# WHAT IS REQUIRED
Find every line containing the word "text" in the records below; report only how many there are.

# DATA SUPPLIED
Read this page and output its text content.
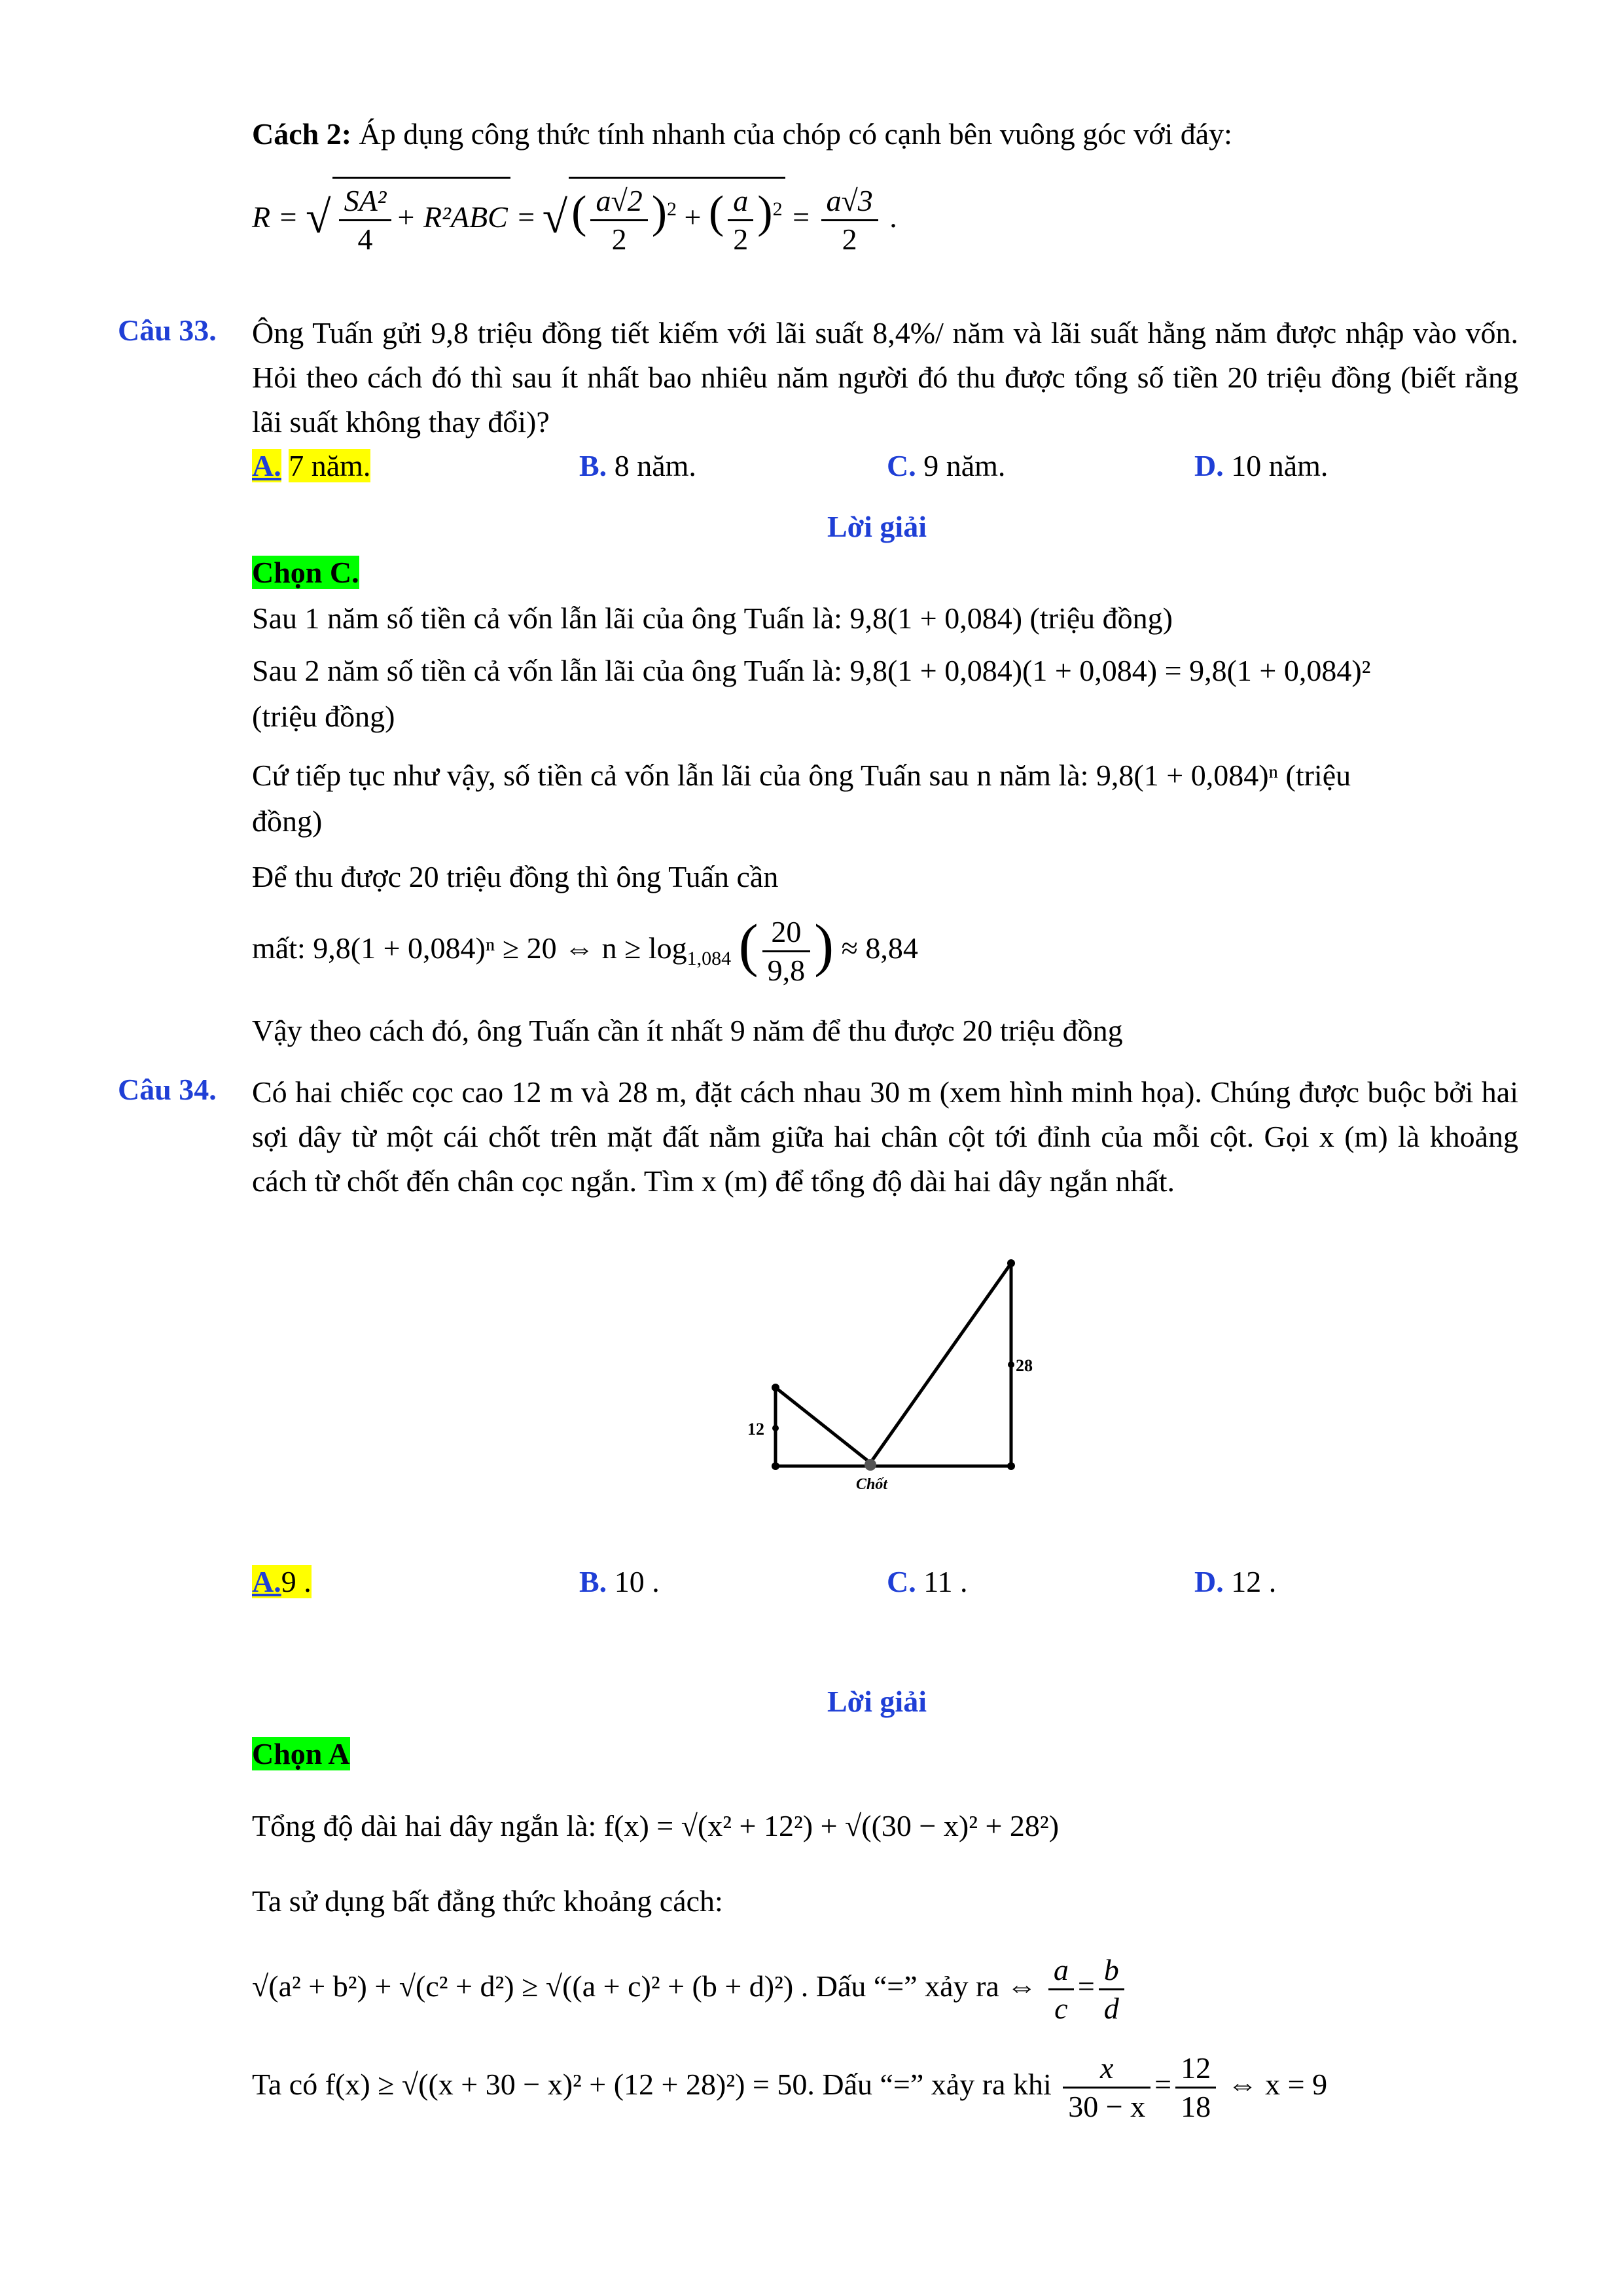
Cách 2: Áp dụng công thức tính nhanh của chóp có cạnh bên vuông góc với đáy:
R = √ $\frac{\text{SA²}}{4} + R^2ABC$ = √( $\frac{a√2}{2} )^2$ + ( $\frac{a}{2} )^2 = \frac{a√3}{2}$ .
Câu 33. Ông Tuấn gửi 9,8 triệu đồng tiết kiếm với lãi suất 8,4%/ năm và lãi suất hằng năm được nhập vào vốn. Hỏi theo cách đó thì sau ít nhất bao nhiêu năm người đó thu được tổng số tiền 20 triệu đồng (biết rằng lãi suất không thay đổi)?
A. 7 năm.	B. 8 năm.	C. 9 năm.	D. 10 năm.
Lời giải
Chọn C.
Sau 1 năm số tiền cả vốn lẫn lãi của ông Tuấn là: 9,8(1 + 0,084) (triệu đồng)
Sau 2 năm số tiền cả vốn lẫn lãi của ông Tuấn là: 9,8(1 + 0,084)(1 + 0,084) = 9,8(1 + 0,084)²
(triệu đồng)
Cứ tiếp tục như vậy, số tiền cả vốn lẫn lãi của ông Tuấn sau n năm là: 9,8(1 + 0,084)ⁿ (triệu
đồng)
Để thu được 20 triệu đồng thì ông Tuấn cần
mất: 9,8(1 + 0,084)ⁿ ≥ 20 ⇔ $n \ge \log_{1,084}$ ( $\frac{20}{9,8}$ ) ≈ 8,84
Vậy theo cách đó, ông Tuấn cần ít nhất 9 năm để thu được 20 triệu đồng
Câu 34. Có hai chiếc cọc cao 12 m và 28 m, đặt cách nhau 30 m (xem hình minh họa). Chúng được buộc bởi hai sợi dây từ một cái chốt trên mặt đất nằm giữa hai chân cột tới đỉnh của mỗi cột. Gọi x (m) là khoảng cách từ chốt đến chân cọc ngắn. Tìm x (m) để tổng độ dài hai dây ngắn nhất.
12
28
Chốt
A.9 .	B. 10 .	C. 11 .	D. 12 .
Lời giải
Chọn A
Tổng độ dài hai dây ngắn là: f(x) = √(x² + 12²) + √((30 − x)² + 28²)
Ta sử dụng bất đẳng thức khoảng cách:
√(a² + b²) + √(c² + d²) ≥ √((a + c)² + (b + d)²) . Dấu “=” xảy ra ⇔ $\frac{a}{c} = \frac{b}{d}$
Ta có f(x) ≥ √((x + 30 − x)² + (12 + 28)²) = 50. Dấu “=” xảy ra khi $\frac{x}{30 - x} = \frac{12}{18}$ ⇔ x = 9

# FULL OUTPUT
2